Given request: Scan the data for "kontakt" and copy the lines it appears in.

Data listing
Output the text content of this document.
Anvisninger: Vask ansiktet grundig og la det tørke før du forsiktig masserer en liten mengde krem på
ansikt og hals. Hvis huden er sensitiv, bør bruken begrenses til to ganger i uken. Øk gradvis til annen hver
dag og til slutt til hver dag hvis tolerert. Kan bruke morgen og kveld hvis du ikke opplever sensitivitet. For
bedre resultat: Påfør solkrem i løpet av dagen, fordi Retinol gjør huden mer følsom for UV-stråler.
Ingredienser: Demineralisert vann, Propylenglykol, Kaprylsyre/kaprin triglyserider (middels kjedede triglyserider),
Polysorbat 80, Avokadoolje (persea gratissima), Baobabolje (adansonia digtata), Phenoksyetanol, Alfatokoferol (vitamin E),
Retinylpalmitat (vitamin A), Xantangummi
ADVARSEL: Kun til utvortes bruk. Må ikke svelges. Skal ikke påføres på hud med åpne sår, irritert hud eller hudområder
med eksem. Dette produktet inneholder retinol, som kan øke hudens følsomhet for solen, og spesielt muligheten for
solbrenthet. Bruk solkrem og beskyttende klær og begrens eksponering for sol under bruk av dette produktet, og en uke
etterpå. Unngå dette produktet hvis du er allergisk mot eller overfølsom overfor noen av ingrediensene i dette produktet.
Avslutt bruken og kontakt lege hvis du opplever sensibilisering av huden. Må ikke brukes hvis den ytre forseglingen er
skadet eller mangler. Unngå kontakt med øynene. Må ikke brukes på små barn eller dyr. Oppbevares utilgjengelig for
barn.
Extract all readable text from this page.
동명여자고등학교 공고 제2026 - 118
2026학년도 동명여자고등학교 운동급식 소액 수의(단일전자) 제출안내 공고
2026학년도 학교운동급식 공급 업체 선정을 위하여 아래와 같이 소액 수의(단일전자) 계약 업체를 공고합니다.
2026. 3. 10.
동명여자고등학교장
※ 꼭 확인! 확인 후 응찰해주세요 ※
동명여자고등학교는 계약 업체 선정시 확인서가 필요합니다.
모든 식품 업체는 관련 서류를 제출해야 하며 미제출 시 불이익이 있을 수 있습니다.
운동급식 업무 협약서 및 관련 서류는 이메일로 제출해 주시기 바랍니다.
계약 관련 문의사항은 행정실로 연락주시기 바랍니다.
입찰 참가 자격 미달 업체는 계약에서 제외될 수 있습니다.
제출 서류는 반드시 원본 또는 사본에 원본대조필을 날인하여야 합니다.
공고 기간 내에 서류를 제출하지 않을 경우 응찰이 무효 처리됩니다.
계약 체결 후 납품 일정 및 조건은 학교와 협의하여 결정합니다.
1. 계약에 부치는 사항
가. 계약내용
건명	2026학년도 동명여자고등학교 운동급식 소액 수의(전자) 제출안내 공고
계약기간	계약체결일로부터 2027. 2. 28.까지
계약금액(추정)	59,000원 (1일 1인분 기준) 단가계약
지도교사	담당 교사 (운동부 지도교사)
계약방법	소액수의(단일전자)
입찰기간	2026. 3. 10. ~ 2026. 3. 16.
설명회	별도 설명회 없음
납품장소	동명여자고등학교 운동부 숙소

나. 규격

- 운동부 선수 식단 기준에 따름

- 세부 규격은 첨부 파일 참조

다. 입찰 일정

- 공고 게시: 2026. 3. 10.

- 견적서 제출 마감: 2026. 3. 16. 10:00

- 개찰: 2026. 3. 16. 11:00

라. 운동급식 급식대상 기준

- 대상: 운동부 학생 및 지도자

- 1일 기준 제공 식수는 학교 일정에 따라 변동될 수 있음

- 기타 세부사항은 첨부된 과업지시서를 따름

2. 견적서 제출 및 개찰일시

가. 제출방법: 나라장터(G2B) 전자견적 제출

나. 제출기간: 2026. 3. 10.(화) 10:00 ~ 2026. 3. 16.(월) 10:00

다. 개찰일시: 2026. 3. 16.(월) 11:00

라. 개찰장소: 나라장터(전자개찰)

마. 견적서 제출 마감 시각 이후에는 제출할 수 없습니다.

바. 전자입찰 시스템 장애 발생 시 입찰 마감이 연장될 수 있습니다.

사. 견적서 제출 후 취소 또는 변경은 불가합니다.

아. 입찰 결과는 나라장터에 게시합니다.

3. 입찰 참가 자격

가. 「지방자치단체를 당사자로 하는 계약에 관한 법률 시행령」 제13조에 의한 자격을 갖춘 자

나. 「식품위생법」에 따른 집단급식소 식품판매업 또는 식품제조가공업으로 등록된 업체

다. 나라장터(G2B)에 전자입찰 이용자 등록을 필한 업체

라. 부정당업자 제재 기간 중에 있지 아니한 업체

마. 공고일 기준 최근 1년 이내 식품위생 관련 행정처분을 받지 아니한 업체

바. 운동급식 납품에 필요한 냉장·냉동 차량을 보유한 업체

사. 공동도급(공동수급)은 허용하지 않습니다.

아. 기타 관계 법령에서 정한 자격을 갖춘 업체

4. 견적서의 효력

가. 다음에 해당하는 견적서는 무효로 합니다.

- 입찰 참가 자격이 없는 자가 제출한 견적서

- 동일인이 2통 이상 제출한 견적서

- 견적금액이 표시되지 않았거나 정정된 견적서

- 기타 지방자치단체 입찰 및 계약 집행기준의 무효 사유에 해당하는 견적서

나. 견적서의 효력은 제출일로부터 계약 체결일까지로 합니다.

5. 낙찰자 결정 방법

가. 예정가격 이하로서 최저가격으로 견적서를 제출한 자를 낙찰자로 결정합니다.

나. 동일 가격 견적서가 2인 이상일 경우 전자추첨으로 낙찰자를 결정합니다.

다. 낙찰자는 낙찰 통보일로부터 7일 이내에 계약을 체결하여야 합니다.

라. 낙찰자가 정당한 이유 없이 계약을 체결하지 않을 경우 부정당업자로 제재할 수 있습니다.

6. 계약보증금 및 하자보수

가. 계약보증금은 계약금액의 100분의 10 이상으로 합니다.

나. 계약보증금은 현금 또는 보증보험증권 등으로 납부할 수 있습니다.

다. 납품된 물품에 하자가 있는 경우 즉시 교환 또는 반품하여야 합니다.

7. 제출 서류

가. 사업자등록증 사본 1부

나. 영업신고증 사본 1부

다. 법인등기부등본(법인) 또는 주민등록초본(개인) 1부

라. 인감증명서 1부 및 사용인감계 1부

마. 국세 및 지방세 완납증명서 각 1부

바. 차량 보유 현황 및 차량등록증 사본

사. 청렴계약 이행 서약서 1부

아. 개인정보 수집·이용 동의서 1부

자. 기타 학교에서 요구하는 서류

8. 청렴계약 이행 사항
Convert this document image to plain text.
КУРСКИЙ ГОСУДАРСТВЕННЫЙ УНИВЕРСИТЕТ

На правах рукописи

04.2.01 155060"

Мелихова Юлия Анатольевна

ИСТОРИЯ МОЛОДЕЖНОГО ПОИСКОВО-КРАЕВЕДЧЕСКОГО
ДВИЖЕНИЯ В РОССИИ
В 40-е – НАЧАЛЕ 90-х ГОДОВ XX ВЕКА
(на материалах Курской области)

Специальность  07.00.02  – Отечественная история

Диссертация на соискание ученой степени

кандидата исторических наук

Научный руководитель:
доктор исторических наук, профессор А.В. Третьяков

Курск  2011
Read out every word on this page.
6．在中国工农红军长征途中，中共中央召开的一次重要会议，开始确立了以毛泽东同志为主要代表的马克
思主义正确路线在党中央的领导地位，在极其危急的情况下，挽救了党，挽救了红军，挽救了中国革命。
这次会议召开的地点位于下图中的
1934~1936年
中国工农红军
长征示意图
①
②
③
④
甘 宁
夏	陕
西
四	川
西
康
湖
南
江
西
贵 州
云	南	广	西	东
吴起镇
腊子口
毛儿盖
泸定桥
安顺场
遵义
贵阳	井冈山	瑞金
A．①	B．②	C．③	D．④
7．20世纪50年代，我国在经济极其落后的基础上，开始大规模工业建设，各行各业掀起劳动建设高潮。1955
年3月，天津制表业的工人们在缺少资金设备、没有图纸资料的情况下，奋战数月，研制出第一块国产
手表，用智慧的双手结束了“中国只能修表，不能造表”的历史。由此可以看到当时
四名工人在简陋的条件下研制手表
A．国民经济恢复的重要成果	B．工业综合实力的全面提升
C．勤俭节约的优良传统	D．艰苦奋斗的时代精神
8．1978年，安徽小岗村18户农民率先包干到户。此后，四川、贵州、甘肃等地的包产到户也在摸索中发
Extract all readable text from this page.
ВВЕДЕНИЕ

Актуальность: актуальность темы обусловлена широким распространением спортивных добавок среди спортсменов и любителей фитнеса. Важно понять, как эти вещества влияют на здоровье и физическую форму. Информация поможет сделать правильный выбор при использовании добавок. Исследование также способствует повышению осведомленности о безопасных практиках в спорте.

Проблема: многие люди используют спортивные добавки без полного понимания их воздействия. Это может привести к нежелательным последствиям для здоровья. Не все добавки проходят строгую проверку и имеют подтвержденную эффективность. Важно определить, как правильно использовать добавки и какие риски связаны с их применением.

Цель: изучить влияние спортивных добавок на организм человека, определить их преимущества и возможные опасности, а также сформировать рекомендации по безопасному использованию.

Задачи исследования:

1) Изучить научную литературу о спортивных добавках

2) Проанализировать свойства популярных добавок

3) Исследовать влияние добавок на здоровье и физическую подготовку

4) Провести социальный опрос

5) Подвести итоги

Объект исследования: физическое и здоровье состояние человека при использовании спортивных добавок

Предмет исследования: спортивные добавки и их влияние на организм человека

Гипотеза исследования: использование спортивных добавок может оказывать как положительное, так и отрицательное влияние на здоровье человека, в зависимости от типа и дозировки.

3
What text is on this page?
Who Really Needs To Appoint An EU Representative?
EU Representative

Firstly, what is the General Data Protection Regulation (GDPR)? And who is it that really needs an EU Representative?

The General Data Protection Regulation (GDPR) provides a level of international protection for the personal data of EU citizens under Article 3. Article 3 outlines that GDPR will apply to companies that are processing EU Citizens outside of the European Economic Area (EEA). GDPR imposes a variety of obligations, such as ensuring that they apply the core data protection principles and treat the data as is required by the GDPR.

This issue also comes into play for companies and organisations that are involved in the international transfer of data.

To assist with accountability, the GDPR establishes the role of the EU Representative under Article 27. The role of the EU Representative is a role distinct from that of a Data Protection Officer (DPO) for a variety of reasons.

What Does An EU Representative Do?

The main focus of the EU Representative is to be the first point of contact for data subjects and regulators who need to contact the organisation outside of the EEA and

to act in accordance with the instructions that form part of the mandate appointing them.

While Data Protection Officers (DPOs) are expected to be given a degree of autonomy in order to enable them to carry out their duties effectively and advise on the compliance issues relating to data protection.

Answer to this exercise:
Avslutt bruken og kontakt lege hvis du opplever sensibilisering av huden. Må ikke brukes hvis den ytre forseglingen er
skadet eller mangler. Unngå kontakt med øynene. Må ikke brukes på små barn eller dyr. Oppbevares utilgjengelig for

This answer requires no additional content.